*WRITTEN PROBLEM:*
Copy each line in the data that includes the word "مدنی".

━━━ RECORDS FOR THIS TASK

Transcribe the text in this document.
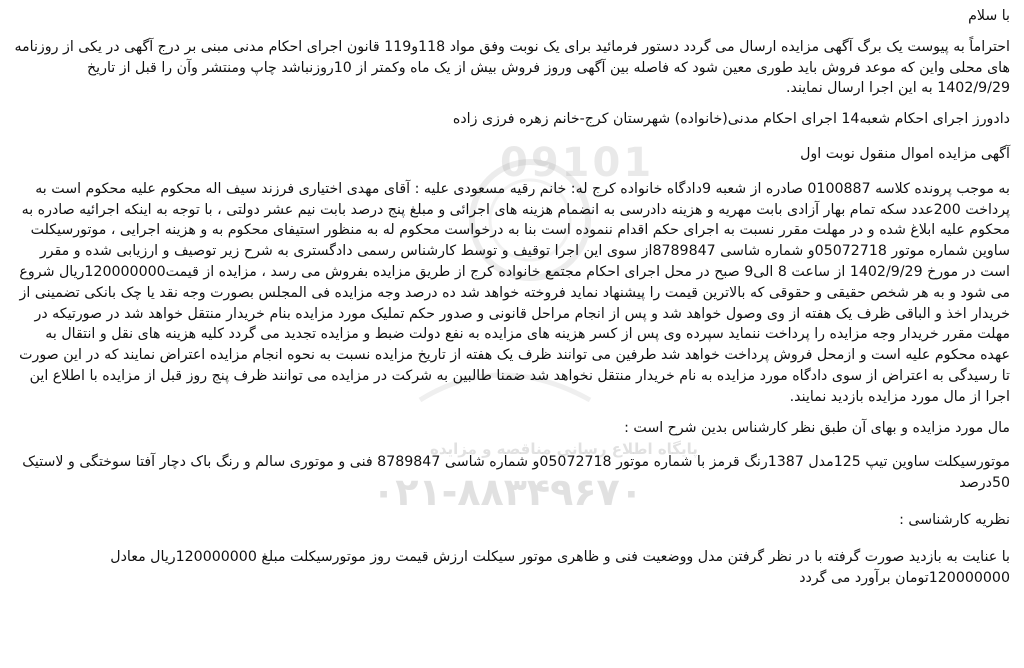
09101
پایگاه اطلاع رسانی مناقصه و مزایده
۰۲۱-۸۸۳۴۹۶۷۰

با سلام

احتراماً به پیوست یک برگ آگهی مزایده ارسال می گردد دستور فرمائید برای یک نوبت وفق مواد 118و119 قانون اجرای احکام مدنی مبنی بر درج آگهی در یکی از روزنامه های محلی واین که موعد فروش باید طوری معین شود که فاصله بین آگهی وروز فروش بیش از یک ماه وکمتر از 10روزنباشد چاپ ومنتشر وآن را قبل از تاریخ 1402/9/29 به این اجرا ارسال نمایند.

دادورز اجرای احکام شعبه14 اجرای احکام مدنی(خانواده) شهرستان کرج-خانم زهره فرزی زاده

آگهی مزایده اموال منقول نوبت اول

به موجب پرونده کلاسه 0100887 صادره از شعبه 9دادگاه خانواده کرج له: خانم رقیه مسعودی علیه : آقای مهدی اختیاری فرزند سیف اله محکوم علیه محکوم است به پرداخت 200عدد سکه تمام بهار آزادی بابت مهریه و هزینه دادرسی به انضمام هزینه های اجرائی و مبلغ پنج درصد بابت نیم عشر دولتی ، با توجه به اینکه اجرائیه صادره به محکوم علیه ابلاغ شده و در مهلت مقرر نسبت به اجرای حکم اقدام ننموده است بنا به درخواست محکوم له به منظور استیفای محکوم به و هزینه اجرایی ، موتورسیکلت ساوین شماره موتور 05072718و شماره شاسی 8789847از سوی این اجرا توقیف و توسط کارشناس رسمی دادگستری به شرح زیر توصیف و ارزیابی شده و مقرر است در مورخ 1402/9/29 از ساعت 8 الی9 صبح در محل اجرای احکام مجتمع خانواده کرج از طریق مزایده بفروش می رسد ، مزایده از قیمت120000000ریال شروع می شود و به هر شخص حقیقی و حقوقی که بالاترین قیمت را پیشنهاد نماید فروخته خواهد شد ده درصد وجه مزایده فی المجلس بصورت وجه نقد یا چک بانکی تضمینی از خریدار اخذ و الباقی ظرف یک هفته از وی وصول خواهد شد و پس از انجام مراحل قانونی و صدور حکم تملیک مورد مزایده بنام خریدار منتقل خواهد شد در صورتیکه در مهلت مقرر خریدار وجه مزایده را پرداخت ننماید سپرده وی پس از کسر هزینه های مزایده به نفع دولت ضبط و مزایده تجدید می گردد کلیه هزینه های نقل و انتقال به عهده محکوم علیه است و ازمحل فروش پرداخت خواهد شد طرفین می توانند ظرف یک هفته از تاریخ مزایده نسبت به نحوه انجام مزایده اعتراض نمایند که در این صورت تا رسیدگی به اعتراض از سوی دادگاه مورد مزایده به نام خریدار منتقل نخواهد شد ضمنا طالبین به شرکت در مزایده می توانند ظرف پنج روز قبل از مزایده با اطلاع این اجرا از مال مورد مزایده بازدید نمایند.

مال مورد مزایده و بهای آن طبق نظر کارشناس بدین شرح است :

موتورسیکلت ساوین تیپ 125مدل 1387رنگ قرمز با شماره موتور 05072718و شماره شاسی 8789847 فنی و موتوری سالم و رنگ باک دچار آفتا سوختگی و لاستیک 50درصد

نظریه کارشناسی :

با عنایت به بازدید صورت گرفته با در نظر گرفتن مدل ووضعیت فنی و ظاهری موتور سیکلت ارزش قیمت روز موتورسیکلت مبلغ 120000000ریال معادل 120000000تومان برآورد می گردد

━━━━━━

*COMPLETE OUTPUT:*
احتراماً به پیوست یک برگ آگهی مزایده ارسال می گردد دستور فرمائید برای یک نوبت وفق مواد 118و119 قانون اجرای احکام مدنی مبنی بر درج آگهی در یکی از روزنامه های محلی واین که موعد فروش باید طوری معین شود که فاصله بین آگهی وروز فروش بیش از یک ماه وکمتر از 10روزنباشد چاپ ومنتشر وآن را قبل از تاریخ 1402/9/29 به این اجرا ارسال نمایند.
دادورز اجرای احکام شعبه14 اجرای احکام مدنی(خانواده) شهرستان کرج-خانم زهره فرزی زاده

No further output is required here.